#### Richiesta scritta:
Disponi le righe di tutte le voci qui sotto in un elenco numerato, omettendo le righe vuote.

#### Voci memorizzate:
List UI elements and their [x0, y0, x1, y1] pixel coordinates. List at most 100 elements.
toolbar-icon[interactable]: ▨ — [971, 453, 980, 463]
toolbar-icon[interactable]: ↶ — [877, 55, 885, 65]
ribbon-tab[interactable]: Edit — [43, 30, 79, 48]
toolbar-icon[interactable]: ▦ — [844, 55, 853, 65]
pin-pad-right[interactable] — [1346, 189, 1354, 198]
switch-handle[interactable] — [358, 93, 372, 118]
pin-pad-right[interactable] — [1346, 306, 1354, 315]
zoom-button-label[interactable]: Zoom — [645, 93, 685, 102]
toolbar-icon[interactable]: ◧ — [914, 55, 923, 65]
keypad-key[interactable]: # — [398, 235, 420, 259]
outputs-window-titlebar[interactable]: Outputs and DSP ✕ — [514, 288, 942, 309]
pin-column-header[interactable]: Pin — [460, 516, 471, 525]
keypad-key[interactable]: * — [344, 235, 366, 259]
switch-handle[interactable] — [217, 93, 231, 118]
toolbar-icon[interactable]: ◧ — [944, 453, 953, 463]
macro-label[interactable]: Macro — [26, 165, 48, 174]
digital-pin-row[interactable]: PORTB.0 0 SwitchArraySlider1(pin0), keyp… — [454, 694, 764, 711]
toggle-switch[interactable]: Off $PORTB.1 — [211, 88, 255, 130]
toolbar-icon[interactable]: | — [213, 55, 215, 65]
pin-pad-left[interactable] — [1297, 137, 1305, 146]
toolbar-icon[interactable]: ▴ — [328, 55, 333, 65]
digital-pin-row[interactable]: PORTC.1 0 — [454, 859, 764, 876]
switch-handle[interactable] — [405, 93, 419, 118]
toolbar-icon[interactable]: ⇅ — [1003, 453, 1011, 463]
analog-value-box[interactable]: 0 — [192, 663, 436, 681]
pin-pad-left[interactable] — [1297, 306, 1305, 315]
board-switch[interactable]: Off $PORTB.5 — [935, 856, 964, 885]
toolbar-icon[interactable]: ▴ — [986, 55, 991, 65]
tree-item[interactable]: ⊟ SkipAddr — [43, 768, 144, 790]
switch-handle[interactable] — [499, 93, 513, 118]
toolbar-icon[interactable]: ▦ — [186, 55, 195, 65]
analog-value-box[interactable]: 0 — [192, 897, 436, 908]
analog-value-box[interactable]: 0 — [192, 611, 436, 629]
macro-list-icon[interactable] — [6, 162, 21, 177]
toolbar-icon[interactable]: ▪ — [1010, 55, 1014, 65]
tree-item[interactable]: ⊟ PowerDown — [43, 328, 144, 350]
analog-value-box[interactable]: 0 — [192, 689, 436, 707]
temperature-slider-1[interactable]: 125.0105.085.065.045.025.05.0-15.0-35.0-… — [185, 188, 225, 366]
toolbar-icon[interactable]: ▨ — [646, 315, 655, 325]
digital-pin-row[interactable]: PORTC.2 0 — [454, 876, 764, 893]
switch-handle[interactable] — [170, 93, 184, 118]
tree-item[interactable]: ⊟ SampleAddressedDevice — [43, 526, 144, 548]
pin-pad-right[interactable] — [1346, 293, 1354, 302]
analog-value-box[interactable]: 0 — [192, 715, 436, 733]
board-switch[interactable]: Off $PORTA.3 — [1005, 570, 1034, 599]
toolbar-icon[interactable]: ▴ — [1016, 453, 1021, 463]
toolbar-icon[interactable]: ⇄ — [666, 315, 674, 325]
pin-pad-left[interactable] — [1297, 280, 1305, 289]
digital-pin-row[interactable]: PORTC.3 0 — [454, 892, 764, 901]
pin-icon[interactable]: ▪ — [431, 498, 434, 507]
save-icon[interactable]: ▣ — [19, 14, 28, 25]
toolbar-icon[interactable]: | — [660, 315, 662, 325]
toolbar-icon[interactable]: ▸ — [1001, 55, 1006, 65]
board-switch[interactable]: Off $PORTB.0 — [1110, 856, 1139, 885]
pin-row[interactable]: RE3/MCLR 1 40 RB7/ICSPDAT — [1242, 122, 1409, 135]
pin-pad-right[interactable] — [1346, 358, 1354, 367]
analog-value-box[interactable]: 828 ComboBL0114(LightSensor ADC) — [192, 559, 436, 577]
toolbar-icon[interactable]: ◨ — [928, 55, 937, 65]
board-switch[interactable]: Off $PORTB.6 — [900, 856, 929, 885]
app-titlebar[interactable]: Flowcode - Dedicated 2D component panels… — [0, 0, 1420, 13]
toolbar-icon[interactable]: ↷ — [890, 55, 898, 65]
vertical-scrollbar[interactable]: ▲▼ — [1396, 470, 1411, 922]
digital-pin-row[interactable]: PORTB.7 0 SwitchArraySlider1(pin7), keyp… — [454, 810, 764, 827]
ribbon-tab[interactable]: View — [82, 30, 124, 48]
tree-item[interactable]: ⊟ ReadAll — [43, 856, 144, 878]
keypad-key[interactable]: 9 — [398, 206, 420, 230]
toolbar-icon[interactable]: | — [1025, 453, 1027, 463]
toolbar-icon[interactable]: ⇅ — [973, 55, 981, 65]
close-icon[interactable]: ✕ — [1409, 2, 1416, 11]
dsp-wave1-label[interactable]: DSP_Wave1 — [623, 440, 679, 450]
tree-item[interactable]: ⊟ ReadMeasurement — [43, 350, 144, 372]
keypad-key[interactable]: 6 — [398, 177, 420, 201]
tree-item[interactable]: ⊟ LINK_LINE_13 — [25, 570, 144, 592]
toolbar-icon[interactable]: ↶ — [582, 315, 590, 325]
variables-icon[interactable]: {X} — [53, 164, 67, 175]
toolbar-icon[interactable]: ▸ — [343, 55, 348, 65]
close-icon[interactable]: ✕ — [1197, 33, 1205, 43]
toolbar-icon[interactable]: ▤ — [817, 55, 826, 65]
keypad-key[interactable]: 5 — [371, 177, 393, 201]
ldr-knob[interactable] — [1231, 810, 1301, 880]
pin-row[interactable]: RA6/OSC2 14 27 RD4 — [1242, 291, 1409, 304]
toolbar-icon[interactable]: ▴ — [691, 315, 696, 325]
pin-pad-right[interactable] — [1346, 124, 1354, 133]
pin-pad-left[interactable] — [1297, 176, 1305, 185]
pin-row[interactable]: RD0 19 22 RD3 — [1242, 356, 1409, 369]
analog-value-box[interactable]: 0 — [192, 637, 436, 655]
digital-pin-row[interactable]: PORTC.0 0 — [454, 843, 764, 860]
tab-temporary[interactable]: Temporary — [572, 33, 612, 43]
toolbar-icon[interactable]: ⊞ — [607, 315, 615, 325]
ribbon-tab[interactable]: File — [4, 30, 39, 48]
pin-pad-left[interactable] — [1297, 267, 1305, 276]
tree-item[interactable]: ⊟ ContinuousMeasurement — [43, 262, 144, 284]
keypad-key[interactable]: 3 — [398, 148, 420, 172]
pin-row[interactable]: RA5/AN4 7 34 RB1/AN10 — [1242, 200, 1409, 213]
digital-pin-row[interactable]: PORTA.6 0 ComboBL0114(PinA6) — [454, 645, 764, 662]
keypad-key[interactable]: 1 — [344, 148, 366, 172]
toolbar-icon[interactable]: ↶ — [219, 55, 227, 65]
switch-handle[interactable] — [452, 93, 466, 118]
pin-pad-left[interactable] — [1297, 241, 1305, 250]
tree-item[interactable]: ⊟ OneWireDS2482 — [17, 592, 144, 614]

#### Compito svolto:
1. List UI elements and their [x0, y0, x1, y1] pixel coordinates. List at most 100 elements.
2. toolbar-icon[interactable]: ▨ — [971, 453, 980, 463]
3. toolbar-icon[interactable]: ↶ — [877, 55, 885, 65]
4. ribbon-tab[interactable]: Edit — [43, 30, 79, 48]
5. toolbar-icon[interactable]: ▦ — [844, 55, 853, 65]
6. pin-pad-right[interactable] — [1346, 189, 1354, 198]
7. switch-handle[interactable] — [358, 93, 372, 118]
8. pin-pad-right[interactable] — [1346, 306, 1354, 315]
9. zoom-button-label[interactable]: Zoom — [645, 93, 685, 102]
10. toolbar-icon[interactable]: ◧ — [914, 55, 923, 65]
11. keypad-key[interactable]: # — [398, 235, 420, 259]
12. outputs-window-titlebar[interactable]: Outputs and DSP ✕ — [514, 288, 942, 309]
13. pin-column-header[interactable]: Pin — [460, 516, 471, 525]
14. keypad-key[interactable]: * — [344, 235, 366, 259]
15. switch-handle[interactable] — [217, 93, 231, 118]
16. toolbar-icon[interactable]: ◧ — [944, 453, 953, 463]
17. macro-label[interactable]: Macro — [26, 165, 48, 174]
18. digital-pin-row[interactable]: PORTB.0 0 SwitchArraySlider1(pin0), keyp… — [454, 694, 764, 711]
19. toggle-switch[interactable]: Off $PORTB.1 — [211, 88, 255, 130]
20. toolbar-icon[interactable]: | — [213, 55, 215, 65]
21. pin-pad-left[interactable] — [1297, 137, 1305, 146]
22. toolbar-icon[interactable]: ▴ — [328, 55, 333, 65]
23. digital-pin-row[interactable]: PORTC.1 0 — [454, 859, 764, 876]
24. switch-handle[interactable] — [405, 93, 419, 118]
25. toolbar-icon[interactable]: ⇅ — [1003, 453, 1011, 463]
26. analog-value-box[interactable]: 0 — [192, 663, 436, 681]
27. pin-pad-left[interactable] — [1297, 306, 1305, 315]
28. board-switch[interactable]: Off $PORTB.5 — [935, 856, 964, 885]
29. toolbar-icon[interactable]: ▴ — [986, 55, 991, 65]
30. tree-item[interactable]: ⊟ SkipAddr — [43, 768, 144, 790]
31. switch-handle[interactable] — [499, 93, 513, 118]
32. toolbar-icon[interactable]: ▦ — [186, 55, 195, 65]
33. analog-value-box[interactable]: 0 — [192, 897, 436, 908]
34. analog-value-box[interactable]: 0 — [192, 611, 436, 629]
35. macro-list-icon[interactable] — [6, 162, 21, 177]
36. toolbar-icon[interactable]: ▪ — [1010, 55, 1014, 65]
37. tree-item[interactable]: ⊟ PowerDown — [43, 328, 144, 350]
38. analog-value-box[interactable]: 0 — [192, 689, 436, 707]
39. temperature-slider-1[interactable]: 125.0105.085.065.045.025.05.0-15.0-35.0-… — [185, 188, 225, 366]
40. toolbar-icon[interactable]: ▨ — [646, 315, 655, 325]
41. digital-pin-row[interactable]: PORTC.2 0 — [454, 876, 764, 893]
42. switch-handle[interactable] — [170, 93, 184, 118]
43. tree-item[interactable]: ⊟ SampleAddressedDevice — [43, 526, 144, 548]
44. pin-pad-right[interactable] — [1346, 293, 1354, 302]
45. analog-value-box[interactable]: 0 — [192, 715, 436, 733]
46. board-switch[interactable]: Off $PORTA.3 — [1005, 570, 1034, 599]
47. toolbar-icon[interactable]: ▴ — [1016, 453, 1021, 463]
48. toolbar-icon[interactable]: ⇄ — [666, 315, 674, 325]
49. pin-pad-left[interactable] — [1297, 280, 1305, 289]
50. digital-pin-row[interactable]: PORTC.3 0 — [454, 892, 764, 901]
51. pin-icon[interactable]: ▪ — [431, 498, 434, 507]
52. save-icon[interactable]: ▣ — [19, 14, 28, 25]
53. toolbar-icon[interactable]: | — [660, 315, 662, 325]
54. toolbar-icon[interactable]: ▸ — [1001, 55, 1006, 65]
55. board-switch[interactable]: Off $PORTB.0 — [1110, 856, 1139, 885]
56. pin-row[interactable]: RE3/MCLR 1 40 RB7/ICSPDAT — [1242, 122, 1409, 135]
57. pin-pad-right[interactable] — [1346, 358, 1354, 367]
58. analog-value-box[interactable]: 828 ComboBL0114(LightSensor ADC) — [192, 559, 436, 577]
59. toolbar-icon[interactable]: ◨ — [928, 55, 937, 65]
60. board-switch[interactable]: Off $PORTB.6 — [900, 856, 929, 885]
61. app-titlebar[interactable]: Flowcode - Dedicated 2D component panels… — [0, 0, 1420, 13]
62. toolbar-icon[interactable]: ↷ — [890, 55, 898, 65]
63. vertical-scrollbar[interactable]: ▲▼ — [1396, 470, 1411, 922]
64. digital-pin-row[interactable]: PORTB.7 0 SwitchArraySlider1(pin7), keyp… — [454, 810, 764, 827]
65. ribbon-tab[interactable]: View — [82, 30, 124, 48]
66. tree-item[interactable]: ⊟ ReadAll — [43, 856, 144, 878]
67. keypad-key[interactable]: 9 — [398, 206, 420, 230]
68. toolbar-icon[interactable]: | — [1025, 453, 1027, 463]
69. toolbar-icon[interactable]: ⇅ — [973, 55, 981, 65]
70. close-icon[interactable]: ✕ — [1409, 2, 1416, 11]
71. dsp-wave1-label[interactable]: DSP_Wave1 — [623, 440, 679, 450]
72. tree-item[interactable]: ⊟ ReadMeasurement — [43, 350, 144, 372]
73. keypad-key[interactable]: 6 — [398, 177, 420, 201]
74. tree-item[interactable]: ⊟ LINK_LINE_13 — [25, 570, 144, 592]
75. toolbar-icon[interactable]: ↶ — [582, 315, 590, 325]
76. variables-icon[interactable]: {X} — [53, 164, 67, 175]
77. toolbar-icon[interactable]: ▸ — [343, 55, 348, 65]
78. close-icon[interactable]: ✕ — [1197, 33, 1205, 43]
79. toolbar-icon[interactable]: ▤ — [817, 55, 826, 65]
80. keypad-key[interactable]: 5 — [371, 177, 393, 201]
81. ldr-knob[interactable] — [1231, 810, 1301, 880]
82. pin-row[interactable]: RA6/OSC2 14 27 RD4 — [1242, 291, 1409, 304]
83. toolbar-icon[interactable]: ▴ — [691, 315, 696, 325]
84. pin-pad-right[interactable] — [1346, 124, 1354, 133]
85. pin-pad-left[interactable] — [1297, 176, 1305, 185]
86. pin-row[interactable]: RD0 19 22 RD3 — [1242, 356, 1409, 369]
87. analog-value-box[interactable]: 0 — [192, 637, 436, 655]
88. digital-pin-row[interactable]: PORTC.0 0 — [454, 843, 764, 860]
89. tab-temporary[interactable]: Temporary — [572, 33, 612, 43]
90. toolbar-icon[interactable]: ⊞ — [607, 315, 615, 325]
91. ribbon-tab[interactable]: File — [4, 30, 39, 48]
92. pin-pad-left[interactable] — [1297, 267, 1305, 276]
93. tree-item[interactable]: ⊟ ContinuousMeasurement — [43, 262, 144, 284]
94. keypad-key[interactable]: 3 — [398, 148, 420, 172]
95. pin-row[interactable]: RA5/AN4 7 34 RB1/AN10 — [1242, 200, 1409, 213]
96. digital-pin-row[interactable]: PORTA.6 0 ComboBL0114(PinA6) — [454, 645, 764, 662]
97. keypad-key[interactable]: 1 — [344, 148, 366, 172]
98. toolbar-icon[interactable]: ↶ — [219, 55, 227, 65]
99. switch-handle[interactable] — [452, 93, 466, 118]
100. pin-pad-left[interactable] — [1297, 241, 1305, 250]
101. tree-item[interactable]: ⊟ OneWireDS2482 — [17, 592, 144, 614]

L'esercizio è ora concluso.